━━━━━ MATERIAL
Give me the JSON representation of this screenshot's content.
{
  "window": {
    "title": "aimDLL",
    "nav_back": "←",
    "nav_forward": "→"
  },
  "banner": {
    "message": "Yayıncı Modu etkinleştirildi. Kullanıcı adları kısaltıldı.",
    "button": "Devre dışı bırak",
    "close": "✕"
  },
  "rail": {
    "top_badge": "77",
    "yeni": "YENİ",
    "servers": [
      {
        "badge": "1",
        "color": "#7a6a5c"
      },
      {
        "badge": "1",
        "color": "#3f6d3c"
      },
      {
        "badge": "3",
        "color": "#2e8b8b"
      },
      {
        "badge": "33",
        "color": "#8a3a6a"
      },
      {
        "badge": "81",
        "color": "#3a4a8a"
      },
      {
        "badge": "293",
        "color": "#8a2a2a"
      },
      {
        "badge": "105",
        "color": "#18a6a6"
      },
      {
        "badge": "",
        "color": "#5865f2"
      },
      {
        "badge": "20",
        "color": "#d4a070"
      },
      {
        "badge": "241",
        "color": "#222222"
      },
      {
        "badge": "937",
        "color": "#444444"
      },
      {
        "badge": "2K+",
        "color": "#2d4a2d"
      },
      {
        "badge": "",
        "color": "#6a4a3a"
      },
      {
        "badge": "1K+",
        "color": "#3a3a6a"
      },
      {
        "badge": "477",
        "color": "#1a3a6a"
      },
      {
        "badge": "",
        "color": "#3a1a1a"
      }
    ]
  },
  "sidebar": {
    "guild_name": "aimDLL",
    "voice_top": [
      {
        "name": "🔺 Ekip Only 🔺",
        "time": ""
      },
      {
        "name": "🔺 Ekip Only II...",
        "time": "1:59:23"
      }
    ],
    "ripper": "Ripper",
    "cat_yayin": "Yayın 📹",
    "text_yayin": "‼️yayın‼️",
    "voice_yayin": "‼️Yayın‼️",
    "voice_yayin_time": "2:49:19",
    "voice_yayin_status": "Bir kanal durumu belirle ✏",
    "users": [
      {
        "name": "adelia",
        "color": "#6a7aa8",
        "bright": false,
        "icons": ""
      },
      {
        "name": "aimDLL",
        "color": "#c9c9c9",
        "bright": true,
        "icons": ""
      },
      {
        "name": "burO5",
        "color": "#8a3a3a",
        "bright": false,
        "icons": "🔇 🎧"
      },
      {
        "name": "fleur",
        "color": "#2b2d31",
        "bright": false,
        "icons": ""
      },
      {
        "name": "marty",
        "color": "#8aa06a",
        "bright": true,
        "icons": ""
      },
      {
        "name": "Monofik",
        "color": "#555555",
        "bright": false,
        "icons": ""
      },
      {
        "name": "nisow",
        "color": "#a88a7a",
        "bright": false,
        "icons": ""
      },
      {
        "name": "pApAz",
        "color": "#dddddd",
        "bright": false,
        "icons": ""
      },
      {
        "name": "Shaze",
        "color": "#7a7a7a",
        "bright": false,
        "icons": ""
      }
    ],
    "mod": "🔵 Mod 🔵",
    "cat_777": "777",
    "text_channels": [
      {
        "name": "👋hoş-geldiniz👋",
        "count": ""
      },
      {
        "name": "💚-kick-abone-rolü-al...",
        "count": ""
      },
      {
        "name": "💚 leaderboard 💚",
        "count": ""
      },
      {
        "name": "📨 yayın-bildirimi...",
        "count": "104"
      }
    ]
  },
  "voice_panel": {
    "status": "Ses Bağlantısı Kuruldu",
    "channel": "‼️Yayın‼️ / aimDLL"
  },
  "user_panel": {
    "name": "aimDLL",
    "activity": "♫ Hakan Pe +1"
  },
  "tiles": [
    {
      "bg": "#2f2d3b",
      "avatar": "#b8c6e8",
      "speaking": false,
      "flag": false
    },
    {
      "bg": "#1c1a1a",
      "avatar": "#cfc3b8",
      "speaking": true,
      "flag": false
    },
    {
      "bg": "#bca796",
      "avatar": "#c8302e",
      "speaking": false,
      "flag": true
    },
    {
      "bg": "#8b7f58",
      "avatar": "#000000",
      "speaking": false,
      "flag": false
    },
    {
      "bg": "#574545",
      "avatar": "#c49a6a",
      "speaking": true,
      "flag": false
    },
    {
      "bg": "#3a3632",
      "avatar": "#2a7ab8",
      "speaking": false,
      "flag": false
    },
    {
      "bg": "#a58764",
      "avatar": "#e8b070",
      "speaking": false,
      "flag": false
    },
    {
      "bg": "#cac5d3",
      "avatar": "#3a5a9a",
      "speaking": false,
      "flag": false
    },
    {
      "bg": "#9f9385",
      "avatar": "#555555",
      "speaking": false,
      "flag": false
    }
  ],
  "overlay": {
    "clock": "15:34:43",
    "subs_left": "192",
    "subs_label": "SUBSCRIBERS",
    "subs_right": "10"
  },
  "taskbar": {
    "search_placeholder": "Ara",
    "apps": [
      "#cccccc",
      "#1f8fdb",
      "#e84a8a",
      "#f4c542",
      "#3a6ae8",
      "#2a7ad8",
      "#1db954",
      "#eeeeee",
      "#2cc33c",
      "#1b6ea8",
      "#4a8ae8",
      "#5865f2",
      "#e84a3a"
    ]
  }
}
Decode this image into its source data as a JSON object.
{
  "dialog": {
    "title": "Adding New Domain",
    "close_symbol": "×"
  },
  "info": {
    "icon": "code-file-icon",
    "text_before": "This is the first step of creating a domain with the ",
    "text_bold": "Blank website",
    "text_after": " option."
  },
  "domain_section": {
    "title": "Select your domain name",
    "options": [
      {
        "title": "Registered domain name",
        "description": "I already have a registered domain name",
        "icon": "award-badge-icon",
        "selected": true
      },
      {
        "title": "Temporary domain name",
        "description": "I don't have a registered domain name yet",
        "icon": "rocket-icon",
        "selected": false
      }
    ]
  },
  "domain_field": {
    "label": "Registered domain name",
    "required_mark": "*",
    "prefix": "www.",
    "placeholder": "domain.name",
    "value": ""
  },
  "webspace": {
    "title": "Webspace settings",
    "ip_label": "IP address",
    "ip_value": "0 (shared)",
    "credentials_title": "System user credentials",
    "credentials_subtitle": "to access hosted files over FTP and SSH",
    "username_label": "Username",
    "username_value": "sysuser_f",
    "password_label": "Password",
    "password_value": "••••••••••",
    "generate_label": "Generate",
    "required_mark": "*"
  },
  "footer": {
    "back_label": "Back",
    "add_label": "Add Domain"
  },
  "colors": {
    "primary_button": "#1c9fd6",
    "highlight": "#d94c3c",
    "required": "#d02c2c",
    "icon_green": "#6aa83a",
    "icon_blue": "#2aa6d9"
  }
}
━━━━━━━━━━
▸ **WORK REQUIRED**
Your task is to repeat every line exactly.

▸ **COMPLETE RESPONSE**
Give me the JSON representation of this screenshot's content.
{
  "window": {
    "title": "aimDLL",
    "nav_back": "←",
    "nav_forward": "→"
  },
  "banner": {
    "message": "Yayıncı Modu etkinleştirildi. Kullanıcı adları kısaltıldı.",
    "button": "Devre dışı bırak",
    "close": "✕"
  },
  "rail": {
    "top_badge": "77",
    "yeni": "YENİ",
    "servers": [
      {
        "badge": "1",
        "color": "#7a6a5c"
      },
      {
        "badge": "1",
        "color": "#3f6d3c"
      },
      {
        "badge": "3",
        "color": "#2e8b8b"
      },
      {
        "badge": "33",
        "color": "#8a3a6a"
      },
      {
        "badge": "81",
        "color": "#3a4a8a"
      },
      {
        "badge": "293",
        "color": "#8a2a2a"
      },
      {
        "badge": "105",
        "color": "#18a6a6"
      },
      {
        "badge": "",
        "color": "#5865f2"
      },
      {
        "badge": "20",
        "color": "#d4a070"
      },
      {
        "badge": "241",
        "color": "#222222"
      },
      {
        "badge": "937",
        "color": "#444444"
      },
      {
        "badge": "2K+",
        "color": "#2d4a2d"
      },
      {
        "badge": "",
        "color": "#6a4a3a"
      },
      {
        "badge": "1K+",
        "color": "#3a3a6a"
      },
      {
        "badge": "477",
        "color": "#1a3a6a"
      },
      {
        "badge": "",
        "color": "#3a1a1a"
      }
    ]
  },
  "sidebar": {
    "guild_name": "aimDLL",
    "voice_top": [
      {
        "name": "🔺 Ekip Only 🔺",
        "time": ""
      },
      {
        "name": "🔺 Ekip Only II...",
        "time": "1:59:23"
      }
    ],
    "ripper": "Ripper",
    "cat_yayin": "Yayın 📹",
    "text_yayin": "‼️yayın‼️",
    "voice_yayin": "‼️Yayın‼️",
    "voice_yayin_time": "2:49:19",
    "voice_yayin_status": "Bir kanal durumu belirle ✏",
    "users": [
      {
        "name": "adelia",
        "color": "#6a7aa8",
        "bright": false,
        "icons": ""
      },
      {
        "name": "aimDLL",
        "color": "#c9c9c9",
        "bright": true,
        "icons": ""
      },
      {
        "name": "burO5",
        "color": "#8a3a3a",
        "bright": false,
        "icons": "🔇 🎧"
      },
      {
        "name": "fleur",
        "color": "#2b2d31",
        "bright": false,
        "icons": ""
      },
      {
        "name": "marty",
        "color": "#8aa06a",
        "bright": true,
        "icons": ""
      },
      {
        "name": "Monofik",
        "color": "#555555",
        "bright": false,
        "icons": ""
      },
      {
        "name": "nisow",
        "color": "#a88a7a",
        "bright": false,
        "icons": ""
      },
      {
        "name": "pApAz",
        "color": "#dddddd",
        "bright": false,
        "icons": ""
      },
      {
        "name": "Shaze",
        "color": "#7a7a7a",
        "bright": false,
        "icons": ""
      }
    ],
    "mod": "🔵 Mod 🔵",
    "cat_777": "777",
    "text_channels": [
      {
        "name": "👋hoş-geldiniz👋",
        "count": ""
      },
      {
        "name": "💚-kick-abone-rolü-al...",
        "count": ""
      },
      {
        "name": "💚 leaderboard 💚",
        "count": ""
      },
      {
        "name": "📨 yayın-bildirimi...",
        "count": "104"
      }
    ]
  },
  "voice_panel": {
    "status": "Ses Bağlantısı Kuruldu",
    "channel": "‼️Yayın‼️ / aimDLL"
  },
  "user_panel": {
    "name": "aimDLL",
    "activity": "♫ Hakan Pe +1"
  },
  "tiles": [
    {
      "bg": "#2f2d3b",
      "avatar": "#b8c6e8",
      "speaking": false,
      "flag": false
    },
    {
      "bg": "#1c1a1a",
      "avatar": "#cfc3b8",
      "speaking": true,
      "flag": false
    },
    {
      "bg": "#bca796",
      "avatar": "#c8302e",
      "speaking": false,
      "flag": true
    },
    {
      "bg": "#8b7f58",
      "avatar": "#000000",
      "speaking": false,
      "flag": false
    },
    {
      "bg": "#574545",
      "avatar": "#c49a6a",
      "speaking": true,
      "flag": false
    },
    {
      "bg": "#3a3632",
      "avatar": "#2a7ab8",
      "speaking": false,
      "flag": false
    },
    {
      "bg": "#a58764",
      "avatar": "#e8b070",
      "speaking": false,
      "flag": false
    },
    {
      "bg": "#cac5d3",
      "avatar": "#3a5a9a",
      "speaking": false,
      "flag": false
    },
    {
      "bg": "#9f9385",
      "avatar": "#555555",
      "speaking": false,
      "flag": false
    }
  ],
  "overlay": {
    "clock": "15:34:43",
    "subs_left": "192",
    "subs_label": "SUBSCRIBERS",
    "subs_right": "10"
  },
  "taskbar": {
    "search_placeholder": "Ara",
    "apps": [
      "#cccccc",
      "#1f8fdb",
      "#e84a8a",
      "#f4c542",
      "#3a6ae8",
      "#2a7ad8",
      "#1db954",
      "#eeeeee",
      "#2cc33c",
      "#1b6ea8",
      "#4a8ae8",
      "#5865f2",
      "#e84a3a"
    ]
  }
}
Decode this image into its source data as a JSON object.
{
  "dialog": {
    "title": "Adding New Domain",
    "close_symbol": "×"
  },
  "info": {
    "icon": "code-file-icon",
    "text_before": "This is the first step of creating a domain with the ",
    "text_bold": "Blank website",
    "text_after": " option."
  },
  "domain_section": {
    "title": "Select your domain name",
    "options": [
      {
        "title": "Registered domain name",
        "description": "I already have a registered domain name",
        "icon": "award-badge-icon",
        "selected": true
      },
      {
        "title": "Temporary domain name",
        "description": "I don't have a registered domain name yet",
        "icon": "rocket-icon",
        "selected": false
      }
    ]
  },
  "domain_field": {
    "label": "Registered domain name",
    "required_mark": "*",
    "prefix": "www.",
    "placeholder": "domain.name",
    "value": ""
  },
  "webspace": {
    "title": "Webspace settings",
    "ip_label": "IP address",
    "ip_value": "0 (shared)",
    "credentials_title": "System user credentials",
    "credentials_subtitle": "to access hosted files over FTP and SSH",
    "username_label": "Username",
    "username_value": "sysuser_f",
    "password_label": "Password",
    "password_value": "••••••••••",
    "generate_label": "Generate",
    "required_mark": "*"
  },
  "footer": {
    "back_label": "Back",
    "add_label": "Add Domain"
  },
  "colors": {
    "primary_button": "#1c9fd6",
    "highlight": "#d94c3c",
    "required": "#d02c2c",
    "icon_green": "#6aa83a",
    "icon_blue": "#2aa6d9"
  }
}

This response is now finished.